▶ EXERCISE OBJECTIVE
Quote the entries that follow exactly, leaving none out.

▶ DATA ENTRIES
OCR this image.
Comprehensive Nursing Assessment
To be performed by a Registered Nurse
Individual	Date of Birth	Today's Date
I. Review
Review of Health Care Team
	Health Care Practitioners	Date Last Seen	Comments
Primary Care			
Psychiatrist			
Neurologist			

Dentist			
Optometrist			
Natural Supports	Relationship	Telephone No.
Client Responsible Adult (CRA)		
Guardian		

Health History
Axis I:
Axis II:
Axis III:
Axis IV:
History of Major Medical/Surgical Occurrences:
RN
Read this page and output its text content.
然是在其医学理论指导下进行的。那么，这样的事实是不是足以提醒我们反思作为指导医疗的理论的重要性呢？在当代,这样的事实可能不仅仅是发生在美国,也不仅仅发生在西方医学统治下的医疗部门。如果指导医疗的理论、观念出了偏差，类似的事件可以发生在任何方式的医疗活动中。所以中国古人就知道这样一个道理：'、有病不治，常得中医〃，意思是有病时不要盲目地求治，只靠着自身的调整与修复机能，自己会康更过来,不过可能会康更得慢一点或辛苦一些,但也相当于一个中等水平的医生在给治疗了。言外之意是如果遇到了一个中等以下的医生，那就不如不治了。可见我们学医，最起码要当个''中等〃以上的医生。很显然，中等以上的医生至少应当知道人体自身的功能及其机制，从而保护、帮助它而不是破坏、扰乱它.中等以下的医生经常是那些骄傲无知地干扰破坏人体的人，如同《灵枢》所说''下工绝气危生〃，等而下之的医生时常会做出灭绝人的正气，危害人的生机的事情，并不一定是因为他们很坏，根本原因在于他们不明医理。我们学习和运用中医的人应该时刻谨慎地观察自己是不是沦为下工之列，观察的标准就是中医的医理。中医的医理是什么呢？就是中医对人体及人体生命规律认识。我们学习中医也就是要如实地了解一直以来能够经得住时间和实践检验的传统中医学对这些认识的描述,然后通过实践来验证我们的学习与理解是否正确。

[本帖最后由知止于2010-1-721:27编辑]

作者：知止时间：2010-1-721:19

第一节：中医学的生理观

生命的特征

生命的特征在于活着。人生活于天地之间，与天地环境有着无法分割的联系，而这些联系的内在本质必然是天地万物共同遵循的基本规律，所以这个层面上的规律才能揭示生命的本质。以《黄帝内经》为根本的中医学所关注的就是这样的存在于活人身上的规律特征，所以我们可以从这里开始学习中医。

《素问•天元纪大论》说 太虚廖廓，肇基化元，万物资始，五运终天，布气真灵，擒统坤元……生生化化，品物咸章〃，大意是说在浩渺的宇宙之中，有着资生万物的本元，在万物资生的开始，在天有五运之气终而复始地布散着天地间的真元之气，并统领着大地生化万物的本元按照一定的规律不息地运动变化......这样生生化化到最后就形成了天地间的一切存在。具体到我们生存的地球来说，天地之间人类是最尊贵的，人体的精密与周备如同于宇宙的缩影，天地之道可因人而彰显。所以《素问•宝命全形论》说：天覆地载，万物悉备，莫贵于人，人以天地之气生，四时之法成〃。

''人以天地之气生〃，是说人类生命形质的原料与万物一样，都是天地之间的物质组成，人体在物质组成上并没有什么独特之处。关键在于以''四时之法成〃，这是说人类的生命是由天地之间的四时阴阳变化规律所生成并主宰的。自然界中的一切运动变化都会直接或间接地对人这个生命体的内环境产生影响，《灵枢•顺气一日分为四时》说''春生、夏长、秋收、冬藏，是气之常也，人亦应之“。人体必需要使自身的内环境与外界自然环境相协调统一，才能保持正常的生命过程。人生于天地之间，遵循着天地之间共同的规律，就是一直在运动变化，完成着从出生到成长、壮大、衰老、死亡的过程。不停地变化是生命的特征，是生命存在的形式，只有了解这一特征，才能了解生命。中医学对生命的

▶ SOLUTION FOR THIS PROBLEM
OCR this image.
Comprehensive Nursing Assessment
To be performed by a Registered Nurse
Individual	Date of Birth	Today's Date
I. Review
Review of Health Care Team
	Health Care Practitioners	Date Last Seen	Comments
Primary Care			
Psychiatrist			
Neurologist			

Dentist			
Optometrist			
Natural Supports	Relationship	Telephone No.
Client Responsible Adult (CRA)		
Guardian		

Health History
Axis I:
Axis II:
Axis III:
Axis IV:
History of Major Medical/Surgical Occurrences:
RN
Read this page and output its text content.
然是在其医学理论指导下进行的。那么，这样的事实是不是足以提醒我们反思作为指导医疗的理论的重要性呢？在当代,这样的事实可能不仅仅是发生在美国,也不仅仅发生在西方医学统治下的医疗部门。如果指导医疗的理论、观念出了偏差，类似的事件可以发生在任何方式的医疗活动中。所以中国古人就知道这样一个道理：'、有病不治，常得中医〃，意思是有病时不要盲目地求治，只靠着自身的调整与修复机能，自己会康更过来,不过可能会康更得慢一点或辛苦一些,但也相当于一个中等水平的医生在给治疗了。言外之意是如果遇到了一个中等以下的医生，那就不如不治了。可见我们学医，最起码要当个''中等〃以上的医生。很显然，中等以上的医生至少应当知道人体自身的功能及其机制，从而保护、帮助它而不是破坏、扰乱它.中等以下的医生经常是那些骄傲无知地干扰破坏人体的人，如同《灵枢》所说''下工绝气危生〃，等而下之的医生时常会做出灭绝人的正气，危害人的生机的事情，并不一定是因为他们很坏，根本原因在于他们不明医理。我们学习和运用中医的人应该时刻谨慎地观察自己是不是沦为下工之列，观察的标准就是中医的医理。中医的医理是什么呢？就是中医对人体及人体生命规律认识。我们学习中医也就是要如实地了解一直以来能够经得住时间和实践检验的传统中医学对这些认识的描述,然后通过实践来验证我们的学习与理解是否正确。

[本帖最后由知止于2010-1-721:27编辑]

作者：知止时间：2010-1-721:19

第一节：中医学的生理观

生命的特征

生命的特征在于活着。人生活于天地之间，与天地环境有着无法分割的联系，而这些联系的内在本质必然是天地万物共同遵循的基本规律，所以这个层面上的规律才能揭示生命的本质。以《黄帝内经》为根本的中医学所关注的就是这样的存在于活人身上的规律特征，所以我们可以从这里开始学习中医。

《素问•天元纪大论》说 太虚廖廓，肇基化元，万物资始，五运终天，布气真灵，擒统坤元……生生化化，品物咸章〃，大意是说在浩渺的宇宙之中，有着资生万物的本元，在万物资生的开始，在天有五运之气终而复始地布散着天地间的真元之气，并统领着大地生化万物的本元按照一定的规律不息地运动变化......这样生生化化到最后就形成了天地间的一切存在。具体到我们生存的地球来说，天地之间人类是最尊贵的，人体的精密与周备如同于宇宙的缩影，天地之道可因人而彰显。所以《素问•宝命全形论》说：天覆地载，万物悉备，莫贵于人，人以天地之气生，四时之法成〃。

''人以天地之气生〃，是说人类生命形质的原料与万物一样，都是天地之间的物质组成，人体在物质组成上并没有什么独特之处。关键在于以''四时之法成〃，这是说人类的生命是由天地之间的四时阴阳变化规律所生成并主宰的。自然界中的一切运动变化都会直接或间接地对人这个生命体的内环境产生影响，《灵枢•顺气一日分为四时》说''春生、夏长、秋收、冬藏，是气之常也，人亦应之“。人体必需要使自身的内环境与外界自然环境相协调统一，才能保持正常的生命过程。人生于天地之间，遵循着天地之间共同的规律，就是一直在运动变化，完成着从出生到成长、壮大、衰老、死亡的过程。不停地变化是生命的特征，是生命存在的形式，只有了解这一特征，才能了解生命。中医学对生命的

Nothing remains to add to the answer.